** DATA SECTION **
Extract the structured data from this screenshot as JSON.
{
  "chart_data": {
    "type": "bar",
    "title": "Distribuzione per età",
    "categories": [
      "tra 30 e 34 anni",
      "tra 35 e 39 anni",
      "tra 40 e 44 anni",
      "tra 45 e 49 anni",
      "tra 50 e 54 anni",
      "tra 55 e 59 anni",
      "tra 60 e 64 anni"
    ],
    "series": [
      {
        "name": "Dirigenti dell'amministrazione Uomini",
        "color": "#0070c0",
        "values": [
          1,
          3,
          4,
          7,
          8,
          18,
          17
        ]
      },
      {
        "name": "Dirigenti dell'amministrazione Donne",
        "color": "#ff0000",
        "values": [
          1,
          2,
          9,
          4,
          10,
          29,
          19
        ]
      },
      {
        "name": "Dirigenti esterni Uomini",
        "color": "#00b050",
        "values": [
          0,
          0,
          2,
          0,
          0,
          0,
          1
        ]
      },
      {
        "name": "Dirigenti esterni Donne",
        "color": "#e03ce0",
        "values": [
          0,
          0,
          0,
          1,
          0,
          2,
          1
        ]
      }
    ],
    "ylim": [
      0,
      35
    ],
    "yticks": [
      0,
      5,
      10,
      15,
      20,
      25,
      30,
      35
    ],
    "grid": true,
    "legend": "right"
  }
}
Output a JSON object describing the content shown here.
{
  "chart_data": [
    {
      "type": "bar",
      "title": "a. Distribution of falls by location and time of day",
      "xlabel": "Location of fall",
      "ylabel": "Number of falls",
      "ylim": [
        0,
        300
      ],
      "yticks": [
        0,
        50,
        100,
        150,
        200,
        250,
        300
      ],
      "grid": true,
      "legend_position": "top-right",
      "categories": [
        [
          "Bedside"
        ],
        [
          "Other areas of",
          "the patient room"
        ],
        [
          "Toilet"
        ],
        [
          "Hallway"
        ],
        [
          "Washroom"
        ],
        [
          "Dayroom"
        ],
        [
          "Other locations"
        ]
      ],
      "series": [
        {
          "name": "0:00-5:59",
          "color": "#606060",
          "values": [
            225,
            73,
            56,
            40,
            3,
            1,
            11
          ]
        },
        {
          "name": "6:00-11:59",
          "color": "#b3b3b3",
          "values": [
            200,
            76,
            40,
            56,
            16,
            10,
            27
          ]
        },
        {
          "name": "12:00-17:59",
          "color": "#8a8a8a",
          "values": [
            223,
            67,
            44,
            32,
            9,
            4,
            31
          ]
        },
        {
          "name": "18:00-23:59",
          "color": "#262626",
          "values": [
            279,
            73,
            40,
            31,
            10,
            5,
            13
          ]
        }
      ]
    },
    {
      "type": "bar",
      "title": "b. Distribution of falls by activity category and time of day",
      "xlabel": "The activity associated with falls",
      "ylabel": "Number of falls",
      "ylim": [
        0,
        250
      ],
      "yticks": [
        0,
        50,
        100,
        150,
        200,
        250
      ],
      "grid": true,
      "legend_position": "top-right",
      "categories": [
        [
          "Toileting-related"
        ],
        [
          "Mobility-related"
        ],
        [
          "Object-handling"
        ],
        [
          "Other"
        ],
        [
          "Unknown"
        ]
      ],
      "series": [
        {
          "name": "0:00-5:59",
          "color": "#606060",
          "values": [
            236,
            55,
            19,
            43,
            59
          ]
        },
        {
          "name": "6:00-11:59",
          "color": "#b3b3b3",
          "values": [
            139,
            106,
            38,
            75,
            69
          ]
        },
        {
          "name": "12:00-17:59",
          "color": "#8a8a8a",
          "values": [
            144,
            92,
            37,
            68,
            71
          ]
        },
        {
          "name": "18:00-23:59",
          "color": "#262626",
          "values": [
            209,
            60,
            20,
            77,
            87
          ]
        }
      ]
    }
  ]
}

** WORK INSTRUCTIONS **
Reproduce all of the data exactly as given.

** RESPONSE **
Extract the structured data from this screenshot as JSON.
{
  "chart_data": {
    "type": "bar",
    "title": "Distribuzione per età",
    "categories": [
      "tra 30 e 34 anni",
      "tra 35 e 39 anni",
      "tra 40 e 44 anni",
      "tra 45 e 49 anni",
      "tra 50 e 54 anni",
      "tra 55 e 59 anni",
      "tra 60 e 64 anni"
    ],
    "series": [
      {
        "name": "Dirigenti dell'amministrazione Uomini",
        "color": "#0070c0",
        "values": [
          1,
          3,
          4,
          7,
          8,
          18,
          17
        ]
      },
      {
        "name": "Dirigenti dell'amministrazione Donne",
        "color": "#ff0000",
        "values": [
          1,
          2,
          9,
          4,
          10,
          29,
          19
        ]
      },
      {
        "name": "Dirigenti esterni Uomini",
        "color": "#00b050",
        "values": [
          0,
          0,
          2,
          0,
          0,
          0,
          1
        ]
      },
      {
        "name": "Dirigenti esterni Donne",
        "color": "#e03ce0",
        "values": [
          0,
          0,
          0,
          1,
          0,
          2,
          1
        ]
      }
    ],
    "ylim": [
      0,
      35
    ],
    "yticks": [
      0,
      5,
      10,
      15,
      20,
      25,
      30,
      35
    ],
    "grid": true,
    "legend": "right"
  }
}
Output a JSON object describing the content shown here.
{
  "chart_data": [
    {
      "type": "bar",
      "title": "a. Distribution of falls by location and time of day",
      "xlabel": "Location of fall",
      "ylabel": "Number of falls",
      "ylim": [
        0,
        300
      ],
      "yticks": [
        0,
        50,
        100,
        150,
        200,
        250,
        300
      ],
      "grid": true,
      "legend_position": "top-right",
      "categories": [
        [
          "Bedside"
        ],
        [
          "Other areas of",
          "the patient room"
        ],
        [
          "Toilet"
        ],
        [
          "Hallway"
        ],
        [
          "Washroom"
        ],
        [
          "Dayroom"
        ],
        [
          "Other locations"
        ]
      ],
      "series": [
        {
          "name": "0:00-5:59",
          "color": "#606060",
          "values": [
            225,
            73,
            56,
            40,
            3,
            1,
            11
          ]
        },
        {
          "name": "6:00-11:59",
          "color": "#b3b3b3",
          "values": [
            200,
            76,
            40,
            56,
            16,
            10,
            27
          ]
        },
        {
          "name": "12:00-17:59",
          "color": "#8a8a8a",
          "values": [
            223,
            67,
            44,
            32,
            9,
            4,
            31
          ]
        },
        {
          "name": "18:00-23:59",
          "color": "#262626",
          "values": [
            279,
            73,
            40,
            31,
            10,
            5,
            13
          ]
        }
      ]
    },
    {
      "type": "bar",
      "title": "b. Distribution of falls by activity category and time of day",
      "xlabel": "The activity associated with falls",
      "ylabel": "Number of falls",
      "ylim": [
        0,
        250
      ],
      "yticks": [
        0,
        50,
        100,
        150,
        200,
        250
      ],
      "grid": true,
      "legend_position": "top-right",
      "categories": [
        [
          "Toileting-related"
        ],
        [
          "Mobility-related"
        ],
        [
          "Object-handling"
        ],
        [
          "Other"
        ],
        [
          "Unknown"
        ]
      ],
      "series": [
        {
          "name": "0:00-5:59",
          "color": "#606060",
          "values": [
            236,
            55,
            19,
            43,
            59
          ]
        },
        {
          "name": "6:00-11:59",
          "color": "#b3b3b3",
          "values": [
            139,
            106,
            38,
            75,
            69
          ]
        },
        {
          "name": "12:00-17:59",
          "color": "#8a8a8a",
          "values": [
            144,
            92,
            37,
            68,
            71
          ]
        },
        {
          "name": "18:00-23:59",
          "color": "#262626",
          "values": [
            209,
            60,
            20,
            77,
            87
          ]
        }
      ]
    }
  ]
}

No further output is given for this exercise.